(Dataset items)

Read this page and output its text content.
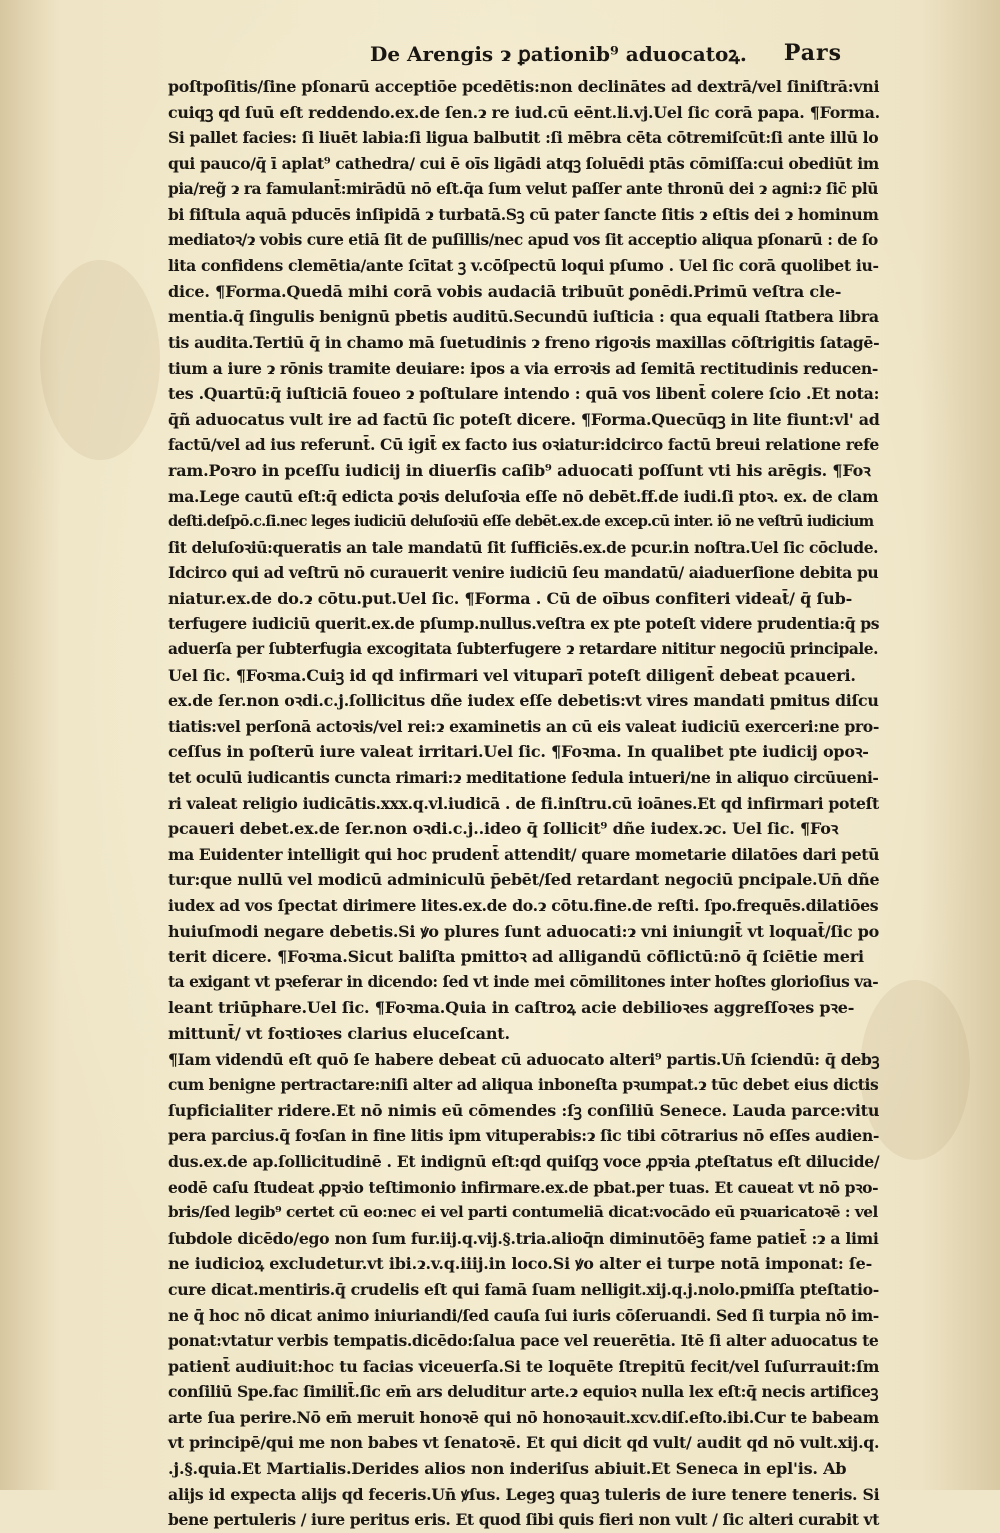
De Arengis ɂ ꝑationib⁹ aduocatoꝝ. Pars
poſtpoſitis/ſine pſonarū acceptiōe pcedētis:non declinātes ad dextrā/vel ſiniſtrā:vni
cuiqꝫ qd ſuū eſt reddendo.ex.de ſen.ɂ re iud.cū eēnt.li.vj.Uel ſic corā papa. ¶Forma.
Si pallet facies: ſi liuēt labia:ſi ligua balbutit :ſi mēbra cēta cōtremiſcūt:ſi ante illū lo
qui pauco/q̄ ī aplat⁹ cathedra/ cui ē oīs ligādi atqꝫ ſoluēdi ptās cōmiſſa:cui obediūt im
pia/reg̃ ɂ ra famulant̄:mirādū nō eſt.q̄a ſum velut paſſer ante thronū dei ɂ agni:ɂ ſic̄ plū
bi fiſtula aquā pducēs inſipidā ɂ turbatā.Sꝫ cū pater ſancte ſitis ɂ eſtis dei ɂ hominum
mediatoꝛ/ɂ vobis cure etiā ſit de puſillis/nec apud vos ſit acceptio aliqua pſonarū : de ſo
lita confidens clemētia/ante ſcītat ꝫ v.cōſpectū loqui pſumo . Uel ſic corā quolibet iu-
dice. ¶Forma.Quedā mihi corā vobis audaciā tribuūt ꝑonēdi.Primū veſtra cle-
mentia.q̄ ſingulis benignū pbetis auditū.Secundū iuſticia : qua equali ſtatbera libra
tis audita.Tertiū q̄ in chamo mā ſuetudinis ɂ freno rigoꝛis maxillas cōſtrigitis ſatagē-
tium a iure ɂ rōnis tramite deuiare: ipos a via erroꝛis ad ſemitā rectitudinis reducen-
tes .Quartū:q̄ iuſticiā foueo ɂ poſtulare intendo : quā vos libent̄ colere ſcio .Et nota:
q̄ñ aduocatus vult ire ad factū ſic poteſt dicere. ¶Forma.Quecūqꝫ in lite fiunt:vl' ad
factū/vel ad ius referunt̄. Cū igit̄ ex facto ius oꝛiatur:idcirco factū breui relatione refe
ram.Poꝛro in pceſſu iudicij in diuerſis caſib⁹ aduocati poſſunt vti his arēgis. ¶Foꝛ
ma.Lege cautū eſt:q̄ edicta ꝑoꝛis deluſoꝛia eſſe nō debēt.ff.de iudi.ſi ptoꝛ. ex. de clam
deſti.deſpō.c.ſi.nec leges iudiciū deluſoꝛiū eſſe debēt.ex.de excep.cū inter. iō ne veſtrū iudicium
ſit deluſoꝛiū:queratis an tale mandatū ſit ſufficiēs.ex.de pcur.in noſtra.Uel ſic cōclude.
Idcirco qui ad veſtrū nō curauerit venire iudiciū ſeu mandatū/ aiaduerſione debita pu
niatur.ex.de do.ɂ cōtu.put.Uel ſic. ¶Forma . Cū de oībus confiteri videat̄/ q̄ ſub-
terfugere iudiciū querit.ex.de pſump.nullus.veſtra ex pte poteſt videre prudentia:q̄ ps
aduerſa per ſubterfugia excogitata ſubterfugere ɂ retardare nititur negociū principale.
Uel ſic. ¶Foꝛma.Cuiꝫ id qd infirmari vel vituparī poteſt diligent̄ debeat pcaueri.
ex.de ſer.non oꝛdi.c.j.ſollicitus dñe iudex eſſe debetis:vt vires mandati pmitus diſcu
tiatis:vel perſonā actoꝛis/vel rei:ɂ examinetis an cū eis valeat iudiciū exerceri:ne pro-
ceſſus in poſterū iure valeat irritari.Uel ſic. ¶Foꝛma. In qualibet pte iudicij opoꝛ-
tet oculū iudicantis cuncta rimari:ɂ meditatione ſedula intueri/ne in aliquo circūueni-
ri valeat religio iudicātis.xxx.q.vl.iudicā . de fi.inſtru.cū ioānes.Et qd infirmari poteſt
pcaueri debet.ex.de ſer.non oꝛdi.c.j..ideo q̄ ſollicit⁹ dñe iudex.ɂc. Uel ſic. ¶Foꝛ
ma Euidenter intelligit qui hoc prudent̄ attendit/ quare mometarie dilatōes dari petū
tur:que nullū vel modicū adminiculū p̄ebēt/ſed retardant negociū pncipale.Un̄ dñe
iudex ad vos ſpectat dirimere lites.ex.de do.ɂ cōtu.fine.de reſti. ſpo.frequēs.dilatiōes
huiuſmodi negare debetis.Si ꝟo plures ſunt aduocati:ɂ vni iniungit̄ vt loquat̄/ſic po
terit dicere. ¶Foꝛma.Sicut baliſta pmittoꝛ ad alligandū cōflictū:nō q̄ ſciētie meri
ta exigant vt pꝛeferar in dicendo: ſed vt inde mei cōmilitones inter hoſtes glorioſius va-
leant triūphare.Uel ſic. ¶Foꝛma.Quia in caſtroꝝ acie debilioꝛes aggreſſoꝛes pꝛe-
mittunt̄/ vt foꝛtioꝛes clarius eluceſcant.
¶Iam videndū eſt quō ſe habere debeat cū aduocato alteri⁹ partis.Un̄ ſciendū: q̄ debꝫ
cum benigne pertractare:niſi alter ad aliqua inboneſta pꝛumpat.ɂ tūc debet eius dictis
ſupficialiter ridere.Et nō nimis eū cōmendes :ſꝫ conſiliū Senece. Lauda parce:vitu
pera parcius.q̄ foꝛſan in fine litis ipm vituperabis:ɂ ſic tibi cōtrarius nō eſſes audien-
dus.ex.de ap.ſollicitudinē . Et indignū eſt:qd quiſqꝫ voce ꝓpꝛia ꝓteſtatus eſt dilucide/
eodē caſu ſtudeat ꝓpꝛio teſtimonio infirmare.ex.de pbat.per tuas. Et caueat vt nō pꝛo-
bris/ſed legib⁹ certet cū eo:nec ei vel parti contumeliā dicat:vocādo eū pꝛuaricatoꝛē : vel
ſubdole dicēdo/ego non ſum fur.iij.q.vij.§.tria.alioq̄n diminutōēꝫ fame patiet̄ :ɂ a limi
ne iudicioꝝ excludetur.vt ibi.ɂ.v.q.iiij.in loco.Si ꝟo alter ei turpe notā imponat: ſe-
cure dicat.mentiris.q̄ crudelis eſt qui famā ſuam nelligit.xij.q.j.nolo.pmiſſa pteſtatio-
ne q̄ hoc nō dicat animo iniuriandi/ſed cauſa ſui iuris cōſeruandi. Sed ſi turpia nō im-
ponat:vtatur verbis tempatis.dicēdo:ſalua pace vel reuerētia. Itē ſi alter aduocatus te
patient̄ audiuit:hoc tu facias viceuerſa.Si te loquēte ſtrepitū fecit/vel ſuſurrauit:ſm
conſiliū Spe.fac ſimilit̄.ſic em̄ ars deluditur arte.ɂ equioꝛ nulla lex eſt:q̄ necis artificeꝫ
arte ſua perire.Nō em̄ meruit honoꝛē qui nō honoꝛauit.xcv.diſ.eſto.ibi.Cur te babeam
vt principē/qui me non babes vt ſenatoꝛē. Et qui dicit qd vult/ audit qd nō vult.xij.q.
.j.§.quia.Et Martialis.Derides alios non inderiſus abiuit.Et Seneca in epl'is. Ab
alijs id expecta alijs qd feceris.Un̄ ꝟſus. Legeꝫ quaꝫ tuleris de iure tenere teneris. Si
bene pertuleris / iure peritus eris. Et quod ſibi quis fieri non vult / ſic alteri curabit vt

Task to carry out — Reply with the number of lines in the preceding entries that contain "dicat", and no other words.

Output for this task — 3